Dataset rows
· · · · ·

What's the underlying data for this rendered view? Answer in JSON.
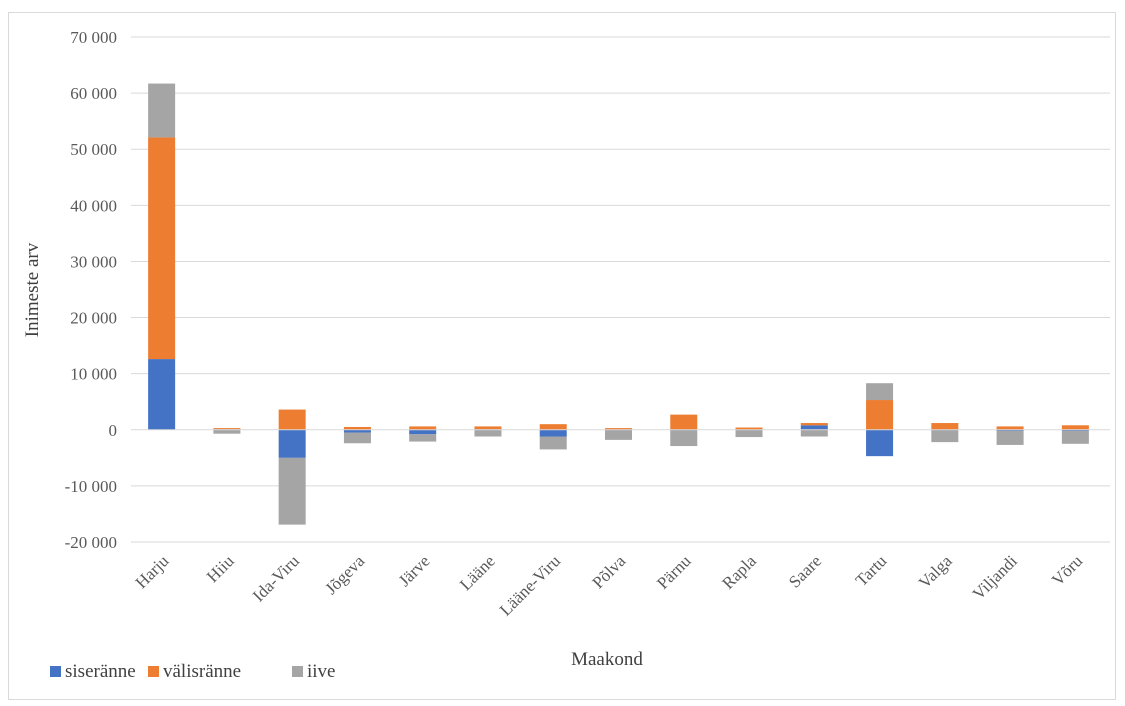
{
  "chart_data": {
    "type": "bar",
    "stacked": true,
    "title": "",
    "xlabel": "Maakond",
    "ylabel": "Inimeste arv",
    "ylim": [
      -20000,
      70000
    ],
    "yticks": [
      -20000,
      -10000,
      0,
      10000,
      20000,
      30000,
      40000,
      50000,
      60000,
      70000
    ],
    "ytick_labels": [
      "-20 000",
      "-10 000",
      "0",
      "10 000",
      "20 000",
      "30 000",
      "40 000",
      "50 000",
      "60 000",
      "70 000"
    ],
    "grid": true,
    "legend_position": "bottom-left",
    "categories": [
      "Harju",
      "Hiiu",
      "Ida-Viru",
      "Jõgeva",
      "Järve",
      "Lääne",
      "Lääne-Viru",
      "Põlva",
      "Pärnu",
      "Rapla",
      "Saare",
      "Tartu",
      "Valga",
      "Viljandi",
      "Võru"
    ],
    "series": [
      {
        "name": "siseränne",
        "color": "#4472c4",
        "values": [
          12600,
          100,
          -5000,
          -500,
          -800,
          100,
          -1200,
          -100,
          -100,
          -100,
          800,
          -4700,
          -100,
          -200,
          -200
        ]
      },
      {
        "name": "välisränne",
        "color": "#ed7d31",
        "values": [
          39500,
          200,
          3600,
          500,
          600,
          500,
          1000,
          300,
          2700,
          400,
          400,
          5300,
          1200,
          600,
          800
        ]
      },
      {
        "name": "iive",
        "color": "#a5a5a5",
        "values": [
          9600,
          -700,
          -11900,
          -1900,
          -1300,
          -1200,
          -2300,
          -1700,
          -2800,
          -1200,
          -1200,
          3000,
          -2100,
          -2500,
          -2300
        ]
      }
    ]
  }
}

· · · · ·

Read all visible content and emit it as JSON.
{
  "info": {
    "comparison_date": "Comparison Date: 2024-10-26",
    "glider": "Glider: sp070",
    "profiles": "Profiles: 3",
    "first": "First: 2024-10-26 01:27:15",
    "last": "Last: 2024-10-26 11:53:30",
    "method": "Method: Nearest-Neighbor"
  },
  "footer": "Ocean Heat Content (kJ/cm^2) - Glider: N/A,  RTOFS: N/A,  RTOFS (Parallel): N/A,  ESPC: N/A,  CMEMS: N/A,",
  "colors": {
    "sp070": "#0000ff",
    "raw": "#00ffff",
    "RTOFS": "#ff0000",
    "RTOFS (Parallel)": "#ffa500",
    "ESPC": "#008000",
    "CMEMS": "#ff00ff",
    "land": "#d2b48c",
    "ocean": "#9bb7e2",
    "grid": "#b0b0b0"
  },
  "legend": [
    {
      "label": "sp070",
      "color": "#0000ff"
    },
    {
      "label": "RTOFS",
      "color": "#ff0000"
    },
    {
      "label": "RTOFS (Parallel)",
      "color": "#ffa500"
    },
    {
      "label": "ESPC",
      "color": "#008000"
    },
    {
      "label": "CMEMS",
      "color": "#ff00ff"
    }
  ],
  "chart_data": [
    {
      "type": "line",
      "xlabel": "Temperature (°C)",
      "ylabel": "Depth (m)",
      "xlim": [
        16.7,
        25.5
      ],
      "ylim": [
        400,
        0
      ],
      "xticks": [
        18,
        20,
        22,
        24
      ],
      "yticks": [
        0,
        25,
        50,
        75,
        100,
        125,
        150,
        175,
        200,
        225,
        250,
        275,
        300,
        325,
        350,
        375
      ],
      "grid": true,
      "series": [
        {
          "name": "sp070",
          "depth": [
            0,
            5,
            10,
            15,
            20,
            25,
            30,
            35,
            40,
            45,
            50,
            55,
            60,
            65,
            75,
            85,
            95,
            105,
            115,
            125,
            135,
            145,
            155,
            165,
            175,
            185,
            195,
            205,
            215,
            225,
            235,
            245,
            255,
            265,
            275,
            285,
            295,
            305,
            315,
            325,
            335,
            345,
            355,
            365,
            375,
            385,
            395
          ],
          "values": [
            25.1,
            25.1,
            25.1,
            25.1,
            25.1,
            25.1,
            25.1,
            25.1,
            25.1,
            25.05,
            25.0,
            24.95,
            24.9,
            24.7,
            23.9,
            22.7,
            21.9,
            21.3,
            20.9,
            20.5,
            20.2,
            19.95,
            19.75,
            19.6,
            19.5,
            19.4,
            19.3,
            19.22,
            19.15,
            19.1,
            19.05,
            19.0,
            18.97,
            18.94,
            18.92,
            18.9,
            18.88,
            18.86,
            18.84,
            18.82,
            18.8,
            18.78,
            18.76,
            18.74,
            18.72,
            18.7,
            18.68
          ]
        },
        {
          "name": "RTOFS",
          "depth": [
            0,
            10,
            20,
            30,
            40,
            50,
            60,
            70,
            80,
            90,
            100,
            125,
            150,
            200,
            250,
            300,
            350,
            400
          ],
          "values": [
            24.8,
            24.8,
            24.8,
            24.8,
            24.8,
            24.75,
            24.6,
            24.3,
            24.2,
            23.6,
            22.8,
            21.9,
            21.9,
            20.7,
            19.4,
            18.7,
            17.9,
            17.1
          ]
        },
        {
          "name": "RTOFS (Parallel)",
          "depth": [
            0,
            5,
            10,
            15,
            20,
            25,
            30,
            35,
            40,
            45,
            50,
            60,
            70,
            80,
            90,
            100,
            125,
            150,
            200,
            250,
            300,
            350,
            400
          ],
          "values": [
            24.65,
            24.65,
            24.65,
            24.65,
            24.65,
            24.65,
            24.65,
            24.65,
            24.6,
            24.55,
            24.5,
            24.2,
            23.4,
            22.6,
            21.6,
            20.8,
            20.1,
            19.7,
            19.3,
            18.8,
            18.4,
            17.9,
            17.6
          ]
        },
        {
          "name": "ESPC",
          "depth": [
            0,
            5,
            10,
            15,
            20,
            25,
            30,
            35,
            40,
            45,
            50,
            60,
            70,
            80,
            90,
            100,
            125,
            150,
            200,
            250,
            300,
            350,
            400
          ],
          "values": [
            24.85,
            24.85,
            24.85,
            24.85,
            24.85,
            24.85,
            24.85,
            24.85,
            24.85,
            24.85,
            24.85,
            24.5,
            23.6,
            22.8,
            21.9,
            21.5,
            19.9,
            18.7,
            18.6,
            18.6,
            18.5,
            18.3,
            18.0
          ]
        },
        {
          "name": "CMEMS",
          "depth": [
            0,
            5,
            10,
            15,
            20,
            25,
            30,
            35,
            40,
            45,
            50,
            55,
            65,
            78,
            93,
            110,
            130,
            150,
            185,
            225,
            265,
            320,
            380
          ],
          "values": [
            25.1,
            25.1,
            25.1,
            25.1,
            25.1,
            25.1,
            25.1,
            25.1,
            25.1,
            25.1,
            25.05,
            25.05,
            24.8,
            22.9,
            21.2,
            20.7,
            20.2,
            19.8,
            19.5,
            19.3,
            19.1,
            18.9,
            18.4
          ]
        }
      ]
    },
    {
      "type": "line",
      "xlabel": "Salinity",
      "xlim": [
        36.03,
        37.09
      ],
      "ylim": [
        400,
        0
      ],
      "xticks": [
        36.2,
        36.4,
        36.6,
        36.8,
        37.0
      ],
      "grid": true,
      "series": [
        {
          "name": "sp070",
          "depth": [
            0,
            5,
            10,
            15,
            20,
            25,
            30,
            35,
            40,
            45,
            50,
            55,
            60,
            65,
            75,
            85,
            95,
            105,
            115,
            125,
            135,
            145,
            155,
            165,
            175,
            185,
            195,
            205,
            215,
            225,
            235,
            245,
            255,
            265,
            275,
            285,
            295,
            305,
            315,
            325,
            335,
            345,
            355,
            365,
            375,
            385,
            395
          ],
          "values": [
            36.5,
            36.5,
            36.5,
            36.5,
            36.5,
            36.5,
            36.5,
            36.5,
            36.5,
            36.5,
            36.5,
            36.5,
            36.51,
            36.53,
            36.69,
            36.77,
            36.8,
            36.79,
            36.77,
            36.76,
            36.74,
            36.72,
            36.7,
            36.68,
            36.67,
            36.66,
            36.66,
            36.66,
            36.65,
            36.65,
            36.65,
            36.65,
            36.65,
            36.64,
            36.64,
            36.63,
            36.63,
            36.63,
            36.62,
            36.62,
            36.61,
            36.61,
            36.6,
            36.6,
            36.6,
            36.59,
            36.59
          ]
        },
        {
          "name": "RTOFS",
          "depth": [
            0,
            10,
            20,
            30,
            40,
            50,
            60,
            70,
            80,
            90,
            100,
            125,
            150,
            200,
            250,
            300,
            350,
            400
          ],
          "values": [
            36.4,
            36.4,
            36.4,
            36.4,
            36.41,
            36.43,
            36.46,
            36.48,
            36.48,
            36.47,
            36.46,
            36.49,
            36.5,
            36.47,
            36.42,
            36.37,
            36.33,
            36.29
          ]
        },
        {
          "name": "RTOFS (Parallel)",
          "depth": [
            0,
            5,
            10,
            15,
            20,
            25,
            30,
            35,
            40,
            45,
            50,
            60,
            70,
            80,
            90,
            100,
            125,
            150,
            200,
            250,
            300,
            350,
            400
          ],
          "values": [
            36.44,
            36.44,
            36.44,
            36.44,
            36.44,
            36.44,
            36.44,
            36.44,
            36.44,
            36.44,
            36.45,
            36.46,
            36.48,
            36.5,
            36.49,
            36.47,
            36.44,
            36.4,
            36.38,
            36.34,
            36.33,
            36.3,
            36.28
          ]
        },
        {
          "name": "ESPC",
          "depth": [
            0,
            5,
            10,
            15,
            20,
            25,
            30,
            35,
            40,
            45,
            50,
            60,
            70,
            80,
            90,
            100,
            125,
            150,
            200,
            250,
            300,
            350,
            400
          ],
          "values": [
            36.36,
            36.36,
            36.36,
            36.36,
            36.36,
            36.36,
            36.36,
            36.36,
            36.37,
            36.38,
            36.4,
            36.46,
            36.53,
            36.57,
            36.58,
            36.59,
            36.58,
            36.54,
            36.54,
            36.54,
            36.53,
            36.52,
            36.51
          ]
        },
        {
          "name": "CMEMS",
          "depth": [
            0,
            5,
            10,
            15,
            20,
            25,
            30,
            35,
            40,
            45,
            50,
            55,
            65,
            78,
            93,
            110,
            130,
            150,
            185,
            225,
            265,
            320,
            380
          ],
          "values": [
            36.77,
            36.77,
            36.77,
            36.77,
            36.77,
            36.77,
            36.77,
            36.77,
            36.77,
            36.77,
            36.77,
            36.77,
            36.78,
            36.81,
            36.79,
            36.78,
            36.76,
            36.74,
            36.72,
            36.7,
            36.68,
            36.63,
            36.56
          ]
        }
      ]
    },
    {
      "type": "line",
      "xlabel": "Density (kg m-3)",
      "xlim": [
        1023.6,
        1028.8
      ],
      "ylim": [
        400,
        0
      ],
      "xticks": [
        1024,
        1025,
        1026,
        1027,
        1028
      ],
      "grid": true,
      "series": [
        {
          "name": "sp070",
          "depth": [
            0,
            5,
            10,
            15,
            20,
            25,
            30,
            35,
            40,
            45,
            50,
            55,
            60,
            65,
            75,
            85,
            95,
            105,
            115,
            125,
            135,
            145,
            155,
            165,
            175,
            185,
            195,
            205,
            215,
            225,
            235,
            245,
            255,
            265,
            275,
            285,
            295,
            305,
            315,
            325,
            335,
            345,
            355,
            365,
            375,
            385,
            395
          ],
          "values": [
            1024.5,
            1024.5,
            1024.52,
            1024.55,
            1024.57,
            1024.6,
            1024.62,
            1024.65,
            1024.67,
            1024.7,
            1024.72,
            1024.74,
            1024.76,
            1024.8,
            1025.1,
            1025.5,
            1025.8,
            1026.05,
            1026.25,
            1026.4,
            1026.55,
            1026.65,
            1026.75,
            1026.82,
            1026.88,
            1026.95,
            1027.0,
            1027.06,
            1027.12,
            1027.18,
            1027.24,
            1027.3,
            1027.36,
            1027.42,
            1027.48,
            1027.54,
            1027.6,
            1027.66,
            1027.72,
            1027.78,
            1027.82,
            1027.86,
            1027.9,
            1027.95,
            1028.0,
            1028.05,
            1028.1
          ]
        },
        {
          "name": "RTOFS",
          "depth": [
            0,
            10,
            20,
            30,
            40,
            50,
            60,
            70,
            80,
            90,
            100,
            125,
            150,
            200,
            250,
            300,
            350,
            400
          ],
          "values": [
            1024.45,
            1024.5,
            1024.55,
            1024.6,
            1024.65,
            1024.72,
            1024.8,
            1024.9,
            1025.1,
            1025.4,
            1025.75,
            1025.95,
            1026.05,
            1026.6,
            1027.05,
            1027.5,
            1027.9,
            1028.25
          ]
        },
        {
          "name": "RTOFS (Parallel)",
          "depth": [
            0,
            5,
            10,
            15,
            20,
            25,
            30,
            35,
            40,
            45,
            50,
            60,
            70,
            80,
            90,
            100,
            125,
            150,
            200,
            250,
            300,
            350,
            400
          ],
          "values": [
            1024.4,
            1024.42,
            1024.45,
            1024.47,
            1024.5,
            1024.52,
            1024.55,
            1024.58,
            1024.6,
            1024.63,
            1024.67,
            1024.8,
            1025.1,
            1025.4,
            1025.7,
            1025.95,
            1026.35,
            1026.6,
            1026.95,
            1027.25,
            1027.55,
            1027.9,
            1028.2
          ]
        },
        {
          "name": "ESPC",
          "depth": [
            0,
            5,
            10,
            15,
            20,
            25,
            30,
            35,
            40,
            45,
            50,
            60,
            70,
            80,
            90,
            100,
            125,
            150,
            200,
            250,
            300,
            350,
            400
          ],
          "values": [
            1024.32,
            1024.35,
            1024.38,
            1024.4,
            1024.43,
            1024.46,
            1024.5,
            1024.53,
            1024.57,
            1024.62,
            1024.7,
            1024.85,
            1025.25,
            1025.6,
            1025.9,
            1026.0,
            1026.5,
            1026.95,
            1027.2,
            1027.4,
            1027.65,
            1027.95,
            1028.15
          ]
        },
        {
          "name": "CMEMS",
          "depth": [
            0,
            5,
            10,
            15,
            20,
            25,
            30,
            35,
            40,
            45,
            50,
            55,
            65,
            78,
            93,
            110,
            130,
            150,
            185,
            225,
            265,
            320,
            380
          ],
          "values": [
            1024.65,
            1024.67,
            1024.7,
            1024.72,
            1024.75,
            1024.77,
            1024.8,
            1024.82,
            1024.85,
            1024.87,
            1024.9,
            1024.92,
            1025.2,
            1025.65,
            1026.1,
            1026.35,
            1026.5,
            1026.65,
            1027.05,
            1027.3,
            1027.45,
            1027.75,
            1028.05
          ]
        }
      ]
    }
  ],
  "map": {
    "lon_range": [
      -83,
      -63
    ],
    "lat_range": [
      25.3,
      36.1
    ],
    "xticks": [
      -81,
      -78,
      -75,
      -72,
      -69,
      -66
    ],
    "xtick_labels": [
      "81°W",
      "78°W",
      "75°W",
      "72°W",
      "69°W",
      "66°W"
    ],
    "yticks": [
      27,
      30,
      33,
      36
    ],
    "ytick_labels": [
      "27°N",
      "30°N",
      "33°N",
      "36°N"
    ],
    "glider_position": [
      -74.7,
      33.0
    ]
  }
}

· · · · ·

WHAT IS NEEDED
Select all lines in the listing that include the word "JSON".

TASK OUTPUT
What's the underlying data for this rendered view? Answer in JSON.
Read all visible content and emit it as JSON.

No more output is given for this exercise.